**EXERCISE GOAL:**
Repeat the records below exactly.

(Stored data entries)
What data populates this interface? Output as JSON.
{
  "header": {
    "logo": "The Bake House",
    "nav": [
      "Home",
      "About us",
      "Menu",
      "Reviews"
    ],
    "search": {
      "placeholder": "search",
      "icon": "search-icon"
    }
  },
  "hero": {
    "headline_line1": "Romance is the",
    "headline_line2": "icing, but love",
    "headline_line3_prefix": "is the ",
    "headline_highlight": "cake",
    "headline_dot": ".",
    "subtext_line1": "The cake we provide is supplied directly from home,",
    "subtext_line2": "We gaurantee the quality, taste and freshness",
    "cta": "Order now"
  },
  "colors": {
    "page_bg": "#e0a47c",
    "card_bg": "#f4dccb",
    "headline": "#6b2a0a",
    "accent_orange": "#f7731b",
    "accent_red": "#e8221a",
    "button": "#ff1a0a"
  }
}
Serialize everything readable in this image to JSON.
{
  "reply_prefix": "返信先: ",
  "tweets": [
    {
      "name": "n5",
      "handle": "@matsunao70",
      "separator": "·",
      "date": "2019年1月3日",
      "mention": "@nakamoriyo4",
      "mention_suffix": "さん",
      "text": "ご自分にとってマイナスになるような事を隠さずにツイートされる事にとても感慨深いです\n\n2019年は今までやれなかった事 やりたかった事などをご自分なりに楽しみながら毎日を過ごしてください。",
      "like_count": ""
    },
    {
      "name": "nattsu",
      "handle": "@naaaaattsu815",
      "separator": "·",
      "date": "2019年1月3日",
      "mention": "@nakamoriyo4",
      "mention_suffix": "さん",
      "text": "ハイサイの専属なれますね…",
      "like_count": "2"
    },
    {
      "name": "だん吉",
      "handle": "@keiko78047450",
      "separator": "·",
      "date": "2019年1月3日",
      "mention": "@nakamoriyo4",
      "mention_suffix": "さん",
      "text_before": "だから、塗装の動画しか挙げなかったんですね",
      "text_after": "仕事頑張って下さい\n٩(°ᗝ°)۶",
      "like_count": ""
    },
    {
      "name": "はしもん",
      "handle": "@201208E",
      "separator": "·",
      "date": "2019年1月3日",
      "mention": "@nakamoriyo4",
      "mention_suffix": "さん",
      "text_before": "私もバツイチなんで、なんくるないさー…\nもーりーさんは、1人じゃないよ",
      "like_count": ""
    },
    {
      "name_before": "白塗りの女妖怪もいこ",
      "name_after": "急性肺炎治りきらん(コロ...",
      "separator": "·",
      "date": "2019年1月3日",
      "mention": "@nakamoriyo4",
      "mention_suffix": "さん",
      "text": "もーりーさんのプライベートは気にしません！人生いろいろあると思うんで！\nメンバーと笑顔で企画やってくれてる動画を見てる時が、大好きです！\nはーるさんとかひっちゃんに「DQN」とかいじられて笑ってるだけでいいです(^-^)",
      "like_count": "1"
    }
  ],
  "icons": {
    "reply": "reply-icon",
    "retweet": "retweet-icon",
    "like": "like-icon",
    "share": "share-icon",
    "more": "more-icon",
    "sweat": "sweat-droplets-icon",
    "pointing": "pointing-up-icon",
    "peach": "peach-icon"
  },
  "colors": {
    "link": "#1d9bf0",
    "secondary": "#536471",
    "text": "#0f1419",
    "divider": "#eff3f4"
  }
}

**THE RESULT:**
What data populates this interface? Output as JSON.
{
  "header": {
    "logo": "The Bake House",
    "nav": [
      "Home",
      "About us",
      "Menu",
      "Reviews"
    ],
    "search": {
      "placeholder": "search",
      "icon": "search-icon"
    }
  },
  "hero": {
    "headline_line1": "Romance is the",
    "headline_line2": "icing, but love",
    "headline_line3_prefix": "is the ",
    "headline_highlight": "cake",
    "headline_dot": ".",
    "subtext_line1": "The cake we provide is supplied directly from home,",
    "subtext_line2": "We gaurantee the quality, taste and freshness",
    "cta": "Order now"
  },
  "colors": {
    "page_bg": "#e0a47c",
    "card_bg": "#f4dccb",
    "headline": "#6b2a0a",
    "accent_orange": "#f7731b",
    "accent_red": "#e8221a",
    "button": "#ff1a0a"
  }
}
Serialize everything readable in this image to JSON.
{
  "reply_prefix": "返信先: ",
  "tweets": [
    {
      "name": "n5",
      "handle": "@matsunao70",
      "separator": "·",
      "date": "2019年1月3日",
      "mention": "@nakamoriyo4",
      "mention_suffix": "さん",
      "text": "ご自分にとってマイナスになるような事を隠さずにツイートされる事にとても感慨深いです\n\n2019年は今までやれなかった事 やりたかった事などをご自分なりに楽しみながら毎日を過ごしてください。",
      "like_count": ""
    },
    {
      "name": "nattsu",
      "handle": "@naaaaattsu815",
      "separator": "·",
      "date": "2019年1月3日",
      "mention": "@nakamoriyo4",
      "mention_suffix": "さん",
      "text": "ハイサイの専属なれますね…",
      "like_count": "2"
    },
    {
      "name": "だん吉",
      "handle": "@keiko78047450",
      "separator": "·",
      "date": "2019年1月3日",
      "mention": "@nakamoriyo4",
      "mention_suffix": "さん",
      "text_before": "だから、塗装の動画しか挙げなかったんですね",
      "text_after": "仕事頑張って下さい\n٩(°ᗝ°)۶",
      "like_count": ""
    },
    {
      "name": "はしもん",
      "handle": "@201208E",
      "separator": "·",
      "date": "2019年1月3日",
      "mention": "@nakamoriyo4",
      "mention_suffix": "さん",
      "text_before": "私もバツイチなんで、なんくるないさー…\nもーりーさんは、1人じゃないよ",
      "like_count": ""
    },
    {
      "name_before": "白塗りの女妖怪もいこ",
      "name_after": "急性肺炎治りきらん(コロ...",
      "separator": "·",
      "date": "2019年1月3日",
      "mention": "@nakamoriyo4",
      "mention_suffix": "さん",
      "text": "もーりーさんのプライベートは気にしません！人生いろいろあると思うんで！\nメンバーと笑顔で企画やってくれてる動画を見てる時が、大好きです！\nはーるさんとかひっちゃんに「DQN」とかいじられて笑ってるだけでいいです(^-^)",
      "like_count": "1"
    }
  ],
  "icons": {
    "reply": "reply-icon",
    "retweet": "retweet-icon",
    "like": "like-icon",
    "share": "share-icon",
    "more": "more-icon",
    "sweat": "sweat-droplets-icon",
    "pointing": "pointing-up-icon",
    "peach": "peach-icon"
  },
  "colors": {
    "link": "#1d9bf0",
    "secondary": "#536471",
    "text": "#0f1419",
    "divider": "#eff3f4"
  }
}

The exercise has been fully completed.